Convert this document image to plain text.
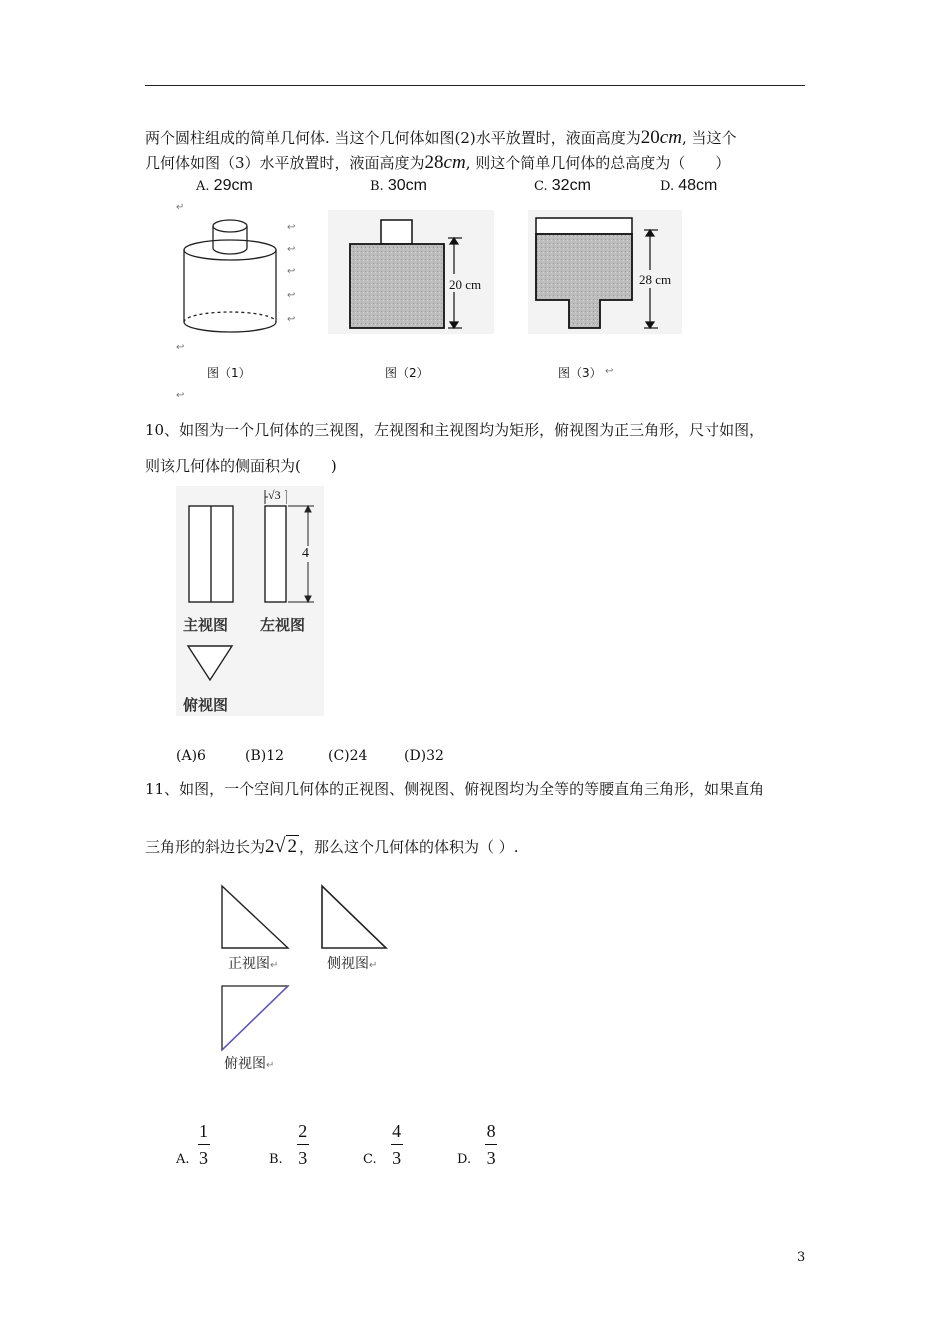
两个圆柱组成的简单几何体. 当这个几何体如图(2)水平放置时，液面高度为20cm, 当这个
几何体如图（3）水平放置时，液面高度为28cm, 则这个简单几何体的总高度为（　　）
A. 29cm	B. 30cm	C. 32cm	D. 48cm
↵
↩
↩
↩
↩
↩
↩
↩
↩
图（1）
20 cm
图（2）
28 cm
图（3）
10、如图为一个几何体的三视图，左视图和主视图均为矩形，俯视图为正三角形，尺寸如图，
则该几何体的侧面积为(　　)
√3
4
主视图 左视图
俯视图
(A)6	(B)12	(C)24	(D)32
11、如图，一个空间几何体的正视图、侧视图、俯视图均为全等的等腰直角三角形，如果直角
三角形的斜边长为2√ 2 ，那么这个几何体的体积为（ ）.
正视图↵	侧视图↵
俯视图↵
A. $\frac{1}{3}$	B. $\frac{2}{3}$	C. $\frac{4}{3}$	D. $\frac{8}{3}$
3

━━━━━━━━━━━━━━━━━━━━━━━━━━━━━━

* Directions for this task: Return the listing above unchanged, apart from dropping its pictures.

* Response to the task:
Convert this document image to plain text.
两个圆柱组成的简单几何体. 当这个几何体如图(2)水平放置时，液面高度为20cm, 当这个
几何体如图（3）水平放置时，液面高度为28cm, 则这个简单几何体的总高度为（　　）
A. 29cm	B. 30cm	C. 32cm	D. 48cm
↵
↩
↩
↩
↩
↩
↩
↩
↩
图（1）
20 cm
图（2）
28 cm
图（3）
10、如图为一个几何体的三视图，左视图和主视图均为矩形，俯视图为正三角形，尺寸如图，
则该几何体的侧面积为(　　)
√3
4
主视图 左视图
俯视图
(A)6	(B)12	(C)24	(D)32
11、如图，一个空间几何体的正视图、侧视图、俯视图均为全等的等腰直角三角形，如果直角
三角形的斜边长为2√ 2 ，那么这个几何体的体积为（ ）.
正视图↵	侧视图↵
俯视图↵
A. $\frac{1}{3}$	B. $\frac{2}{3}$	C. $\frac{4}{3}$	D. $\frac{8}{3}$
3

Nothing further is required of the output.